---- Текст страницы

По-настоящему я испугалась недели через две — у меня по-прежнему не получалось сказать ни слова, в горле словно перерезали провода

К врачу идти было некогда — дети и клуб занимали все свободное время. Я ждала лета, думала, будут каникулы, тогда и займусь здоровьем. Но за месяц до спасительного отдыха, в мае, голос пропал. Совсем. Я могла только шептать — и бегом побежала к врачу.

Лор в поликлинике обнаружил новообразование на связках. Сразу успокоил — на злокачественную опухоль не похоже, скорее всего, это папиллома. Помню, я подумала: «Ну что такое папиллома? Маленькая родинка, у меня таких на теле много. Чикнут ее, и все пройдет, буду соловьем петь».

--------
---- Записанные данные

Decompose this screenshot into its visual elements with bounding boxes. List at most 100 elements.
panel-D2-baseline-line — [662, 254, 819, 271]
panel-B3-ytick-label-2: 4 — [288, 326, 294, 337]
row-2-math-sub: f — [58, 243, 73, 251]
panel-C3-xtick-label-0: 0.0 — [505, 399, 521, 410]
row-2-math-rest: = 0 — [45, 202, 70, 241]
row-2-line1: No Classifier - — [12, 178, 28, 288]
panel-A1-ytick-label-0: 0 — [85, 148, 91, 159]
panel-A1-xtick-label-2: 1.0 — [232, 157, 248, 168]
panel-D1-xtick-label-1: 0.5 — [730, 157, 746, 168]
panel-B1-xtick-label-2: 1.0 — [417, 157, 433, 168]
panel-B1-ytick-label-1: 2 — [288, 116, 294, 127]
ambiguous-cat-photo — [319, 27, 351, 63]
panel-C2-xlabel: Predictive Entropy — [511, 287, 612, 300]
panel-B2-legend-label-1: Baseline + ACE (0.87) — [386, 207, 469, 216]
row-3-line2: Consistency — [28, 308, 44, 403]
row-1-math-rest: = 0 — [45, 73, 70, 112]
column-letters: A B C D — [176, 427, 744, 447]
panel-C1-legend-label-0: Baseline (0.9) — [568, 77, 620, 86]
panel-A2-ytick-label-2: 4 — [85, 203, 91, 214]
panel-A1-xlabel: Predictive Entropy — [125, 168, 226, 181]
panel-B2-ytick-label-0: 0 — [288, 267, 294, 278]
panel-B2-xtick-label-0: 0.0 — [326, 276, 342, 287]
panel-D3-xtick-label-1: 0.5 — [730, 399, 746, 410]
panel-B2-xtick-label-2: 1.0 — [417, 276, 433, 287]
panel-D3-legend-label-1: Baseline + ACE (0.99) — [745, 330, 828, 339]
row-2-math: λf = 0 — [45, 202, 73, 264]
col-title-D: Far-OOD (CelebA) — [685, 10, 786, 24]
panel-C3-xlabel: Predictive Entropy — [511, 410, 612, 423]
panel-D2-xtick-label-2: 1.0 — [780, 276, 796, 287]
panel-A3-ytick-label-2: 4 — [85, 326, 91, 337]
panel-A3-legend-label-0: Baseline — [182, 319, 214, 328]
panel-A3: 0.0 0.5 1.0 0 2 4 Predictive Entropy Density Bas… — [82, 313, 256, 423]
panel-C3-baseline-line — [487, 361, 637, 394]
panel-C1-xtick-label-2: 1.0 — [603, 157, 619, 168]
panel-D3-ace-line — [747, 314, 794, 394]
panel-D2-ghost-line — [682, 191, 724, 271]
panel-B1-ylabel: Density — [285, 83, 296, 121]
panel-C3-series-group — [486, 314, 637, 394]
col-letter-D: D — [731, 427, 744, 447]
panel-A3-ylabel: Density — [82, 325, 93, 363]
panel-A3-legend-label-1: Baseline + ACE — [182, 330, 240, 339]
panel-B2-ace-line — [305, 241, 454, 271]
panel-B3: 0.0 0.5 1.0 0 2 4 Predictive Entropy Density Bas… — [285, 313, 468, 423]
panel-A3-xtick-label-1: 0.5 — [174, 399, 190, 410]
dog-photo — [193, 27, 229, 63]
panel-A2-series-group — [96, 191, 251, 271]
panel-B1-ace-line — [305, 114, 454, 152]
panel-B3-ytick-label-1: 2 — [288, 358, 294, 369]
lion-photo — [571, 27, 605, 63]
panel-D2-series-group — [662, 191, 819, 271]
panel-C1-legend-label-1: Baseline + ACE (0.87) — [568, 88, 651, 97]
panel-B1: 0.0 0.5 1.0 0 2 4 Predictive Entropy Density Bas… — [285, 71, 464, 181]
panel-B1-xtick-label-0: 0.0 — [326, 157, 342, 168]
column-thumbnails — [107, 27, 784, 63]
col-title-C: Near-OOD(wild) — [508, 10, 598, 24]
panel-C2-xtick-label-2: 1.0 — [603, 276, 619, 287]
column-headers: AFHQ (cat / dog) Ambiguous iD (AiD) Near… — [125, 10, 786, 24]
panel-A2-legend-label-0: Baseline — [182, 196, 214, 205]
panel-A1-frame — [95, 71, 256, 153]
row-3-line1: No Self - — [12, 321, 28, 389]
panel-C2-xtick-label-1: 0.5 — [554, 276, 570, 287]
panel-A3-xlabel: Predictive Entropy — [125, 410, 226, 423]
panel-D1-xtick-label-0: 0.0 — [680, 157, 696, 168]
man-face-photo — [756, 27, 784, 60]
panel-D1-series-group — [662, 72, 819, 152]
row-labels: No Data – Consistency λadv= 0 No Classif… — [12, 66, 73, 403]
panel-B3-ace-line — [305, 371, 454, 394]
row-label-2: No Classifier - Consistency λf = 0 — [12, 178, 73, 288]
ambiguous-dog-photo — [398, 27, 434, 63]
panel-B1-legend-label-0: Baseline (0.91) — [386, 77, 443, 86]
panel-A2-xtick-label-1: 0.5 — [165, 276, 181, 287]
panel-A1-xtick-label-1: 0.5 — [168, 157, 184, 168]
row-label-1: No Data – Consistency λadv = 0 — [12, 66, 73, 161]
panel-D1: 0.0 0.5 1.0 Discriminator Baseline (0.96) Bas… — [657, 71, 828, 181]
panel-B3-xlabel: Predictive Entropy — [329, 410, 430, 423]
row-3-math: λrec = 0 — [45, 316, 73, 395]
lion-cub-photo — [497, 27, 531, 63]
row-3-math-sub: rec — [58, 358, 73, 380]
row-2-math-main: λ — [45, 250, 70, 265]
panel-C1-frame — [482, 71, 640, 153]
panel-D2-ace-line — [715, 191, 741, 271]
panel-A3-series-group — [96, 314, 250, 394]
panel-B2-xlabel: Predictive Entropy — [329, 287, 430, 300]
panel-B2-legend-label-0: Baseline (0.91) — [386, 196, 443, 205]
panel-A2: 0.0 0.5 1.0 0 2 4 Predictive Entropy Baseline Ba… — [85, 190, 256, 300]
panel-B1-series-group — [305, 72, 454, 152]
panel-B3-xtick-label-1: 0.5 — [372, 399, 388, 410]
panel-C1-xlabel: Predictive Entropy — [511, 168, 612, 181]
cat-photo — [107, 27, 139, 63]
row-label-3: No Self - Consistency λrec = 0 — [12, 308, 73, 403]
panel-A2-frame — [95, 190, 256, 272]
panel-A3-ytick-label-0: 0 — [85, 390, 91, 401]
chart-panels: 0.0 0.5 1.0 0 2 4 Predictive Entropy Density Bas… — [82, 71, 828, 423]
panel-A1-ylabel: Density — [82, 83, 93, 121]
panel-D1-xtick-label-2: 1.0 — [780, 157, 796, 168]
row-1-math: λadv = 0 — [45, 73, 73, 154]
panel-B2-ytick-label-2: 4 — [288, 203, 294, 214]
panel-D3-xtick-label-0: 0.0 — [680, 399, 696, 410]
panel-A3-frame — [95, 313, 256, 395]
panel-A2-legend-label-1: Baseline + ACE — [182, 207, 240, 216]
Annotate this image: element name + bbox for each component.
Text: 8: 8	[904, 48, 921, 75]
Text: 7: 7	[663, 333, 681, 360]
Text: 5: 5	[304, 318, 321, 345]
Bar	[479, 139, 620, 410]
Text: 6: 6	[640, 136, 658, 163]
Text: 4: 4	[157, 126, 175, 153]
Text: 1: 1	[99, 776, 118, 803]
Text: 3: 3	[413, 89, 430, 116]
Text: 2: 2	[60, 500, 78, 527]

--------

▶ Требования к заданиям:
1 - Согласуются ли с рассказом о пропавшем голосе следующие утверждения? Для каждого ответьте «да» или «нет» и дословно приведите решающие слова рассказа.
(а) Голос пропал в мае, за месяц до отдыха.
(б) Лор сразу предположил злокачественную опухоль.
(в) К врачу было некогда идти из-за детей и клуба.
2 - Продолжите рассказ о пропавшем голосе, начав сразу после его последнего предложения.

▶ Ответы:
1 -
(а) Да: «Но за месяц до спасительного отдыха, в мае, голос пропал».
(б) Нет: «на злокачественную опухоль не похоже, скорее всего, это папиллома».
(в) Да: «К врачу идти было некогда — дети и клуб занимали все свободное время».

2 -
Операция, по словам хирурга, прошла успешно. Но спустя день, два, три, неделю боль в горле сохранялась. А главное — я молчала, голос не возвращался. По-настоящему я испугалась недели через две — у меня по-прежнему не получалось сказать ни слова, в горле словно перерезали провода! Дома я почувствовала себя еще более беспомощной. О работе в клубе не могло быть и речи — у меня не получалось даже шептать. Гуляя с детьми, я бегала по площадке от одной дочки к другой, молча ловила их с горок и лестниц, пока не осенило — мне нужен свисток! Да, я начала общаться с детьми посредством свистка, как тренер с дельфинами.

А еще мне все время было стыдно. Я не могла подойти к телефону и поговорить с родителями своих учеников. Не могла поблагодарить рабочего, который помог мне заправить машину. Невозможно же всем и каждому на пальцах объяснять: «Ребят, простите, у меня тут операция была, голоса нет, я говорить не могу». Окружающие, наверное, думали, что я невоспитанная. Что еще можно подумать про человека, который просто кивает и уходит?

Только через сорок дней после операции голос начал возвращаться, но он изменился — стал слабым, хриплым. Чайкой с таким уже не покричишь. И снова заболело горло...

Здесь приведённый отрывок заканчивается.